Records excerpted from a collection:
□ □ □ □ □ □ □
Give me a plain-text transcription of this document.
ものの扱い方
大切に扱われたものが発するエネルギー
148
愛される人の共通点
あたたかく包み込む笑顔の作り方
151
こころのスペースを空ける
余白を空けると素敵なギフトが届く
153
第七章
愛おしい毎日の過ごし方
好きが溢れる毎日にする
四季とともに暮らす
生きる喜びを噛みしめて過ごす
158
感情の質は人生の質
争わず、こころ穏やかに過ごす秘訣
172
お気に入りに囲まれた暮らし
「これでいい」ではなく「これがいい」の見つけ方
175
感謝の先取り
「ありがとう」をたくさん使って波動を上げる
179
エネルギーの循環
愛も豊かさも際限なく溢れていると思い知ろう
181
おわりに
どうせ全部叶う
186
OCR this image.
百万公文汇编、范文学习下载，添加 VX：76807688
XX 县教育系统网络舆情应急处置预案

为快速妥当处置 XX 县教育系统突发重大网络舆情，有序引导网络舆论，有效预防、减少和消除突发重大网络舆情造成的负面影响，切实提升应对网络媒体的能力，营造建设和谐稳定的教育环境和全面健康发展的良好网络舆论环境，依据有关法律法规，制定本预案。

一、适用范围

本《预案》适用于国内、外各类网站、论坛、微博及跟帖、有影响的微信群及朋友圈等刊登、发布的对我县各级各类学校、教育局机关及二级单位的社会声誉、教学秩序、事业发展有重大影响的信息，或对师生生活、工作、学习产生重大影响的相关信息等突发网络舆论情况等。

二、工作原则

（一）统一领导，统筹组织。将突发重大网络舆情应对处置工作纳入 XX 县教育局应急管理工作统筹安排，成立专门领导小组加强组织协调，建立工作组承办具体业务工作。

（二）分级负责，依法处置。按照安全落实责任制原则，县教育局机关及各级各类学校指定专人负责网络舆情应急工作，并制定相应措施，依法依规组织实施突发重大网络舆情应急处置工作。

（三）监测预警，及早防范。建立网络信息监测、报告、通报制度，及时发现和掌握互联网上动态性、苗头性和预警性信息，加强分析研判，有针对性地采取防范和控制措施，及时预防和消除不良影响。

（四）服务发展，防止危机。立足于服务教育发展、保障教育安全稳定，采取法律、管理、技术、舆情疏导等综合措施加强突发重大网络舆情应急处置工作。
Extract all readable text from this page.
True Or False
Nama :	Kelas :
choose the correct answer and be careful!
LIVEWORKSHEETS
□ □ □ □ □ □ □
Output an exact copy of the lines beginning at the one that holds "OCR this image." and running through the final line of the records.

EXERCISE OUTPUT
OCR this image.
百万公文汇编、范文学习下载，添加 VX：76807688
XX 县教育系统网络舆情应急处置预案

为快速妥当处置 XX 县教育系统突发重大网络舆情，有序引导网络舆论，有效预防、减少和消除突发重大网络舆情造成的负面影响，切实提升应对网络媒体的能力，营造建设和谐稳定的教育环境和全面健康发展的良好网络舆论环境，依据有关法律法规，制定本预案。

一、适用范围

本《预案》适用于国内、外各类网站、论坛、微博及跟帖、有影响的微信群及朋友圈等刊登、发布的对我县各级各类学校、教育局机关及二级单位的社会声誉、教学秩序、事业发展有重大影响的信息，或对师生生活、工作、学习产生重大影响的相关信息等突发网络舆论情况等。

二、工作原则

（一）统一领导，统筹组织。将突发重大网络舆情应对处置工作纳入 XX 县教育局应急管理工作统筹安排，成立专门领导小组加强组织协调，建立工作组承办具体业务工作。

（二）分级负责，依法处置。按照安全落实责任制原则，县教育局机关及各级各类学校指定专人负责网络舆情应急工作，并制定相应措施，依法依规组织实施突发重大网络舆情应急处置工作。

（三）监测预警，及早防范。建立网络信息监测、报告、通报制度，及时发现和掌握互联网上动态性、苗头性和预警性信息，加强分析研判，有针对性地采取防范和控制措施，及时预防和消除不良影响。

（四）服务发展，防止危机。立足于服务教育发展、保障教育安全稳定，采取法律、管理、技术、舆情疏导等综合措施加强突发重大网络舆情应急处置工作。
Extract all readable text from this page.
True Or False
Nama :	Kelas :
choose the correct answer and be careful!
LIVEWORKSHEETS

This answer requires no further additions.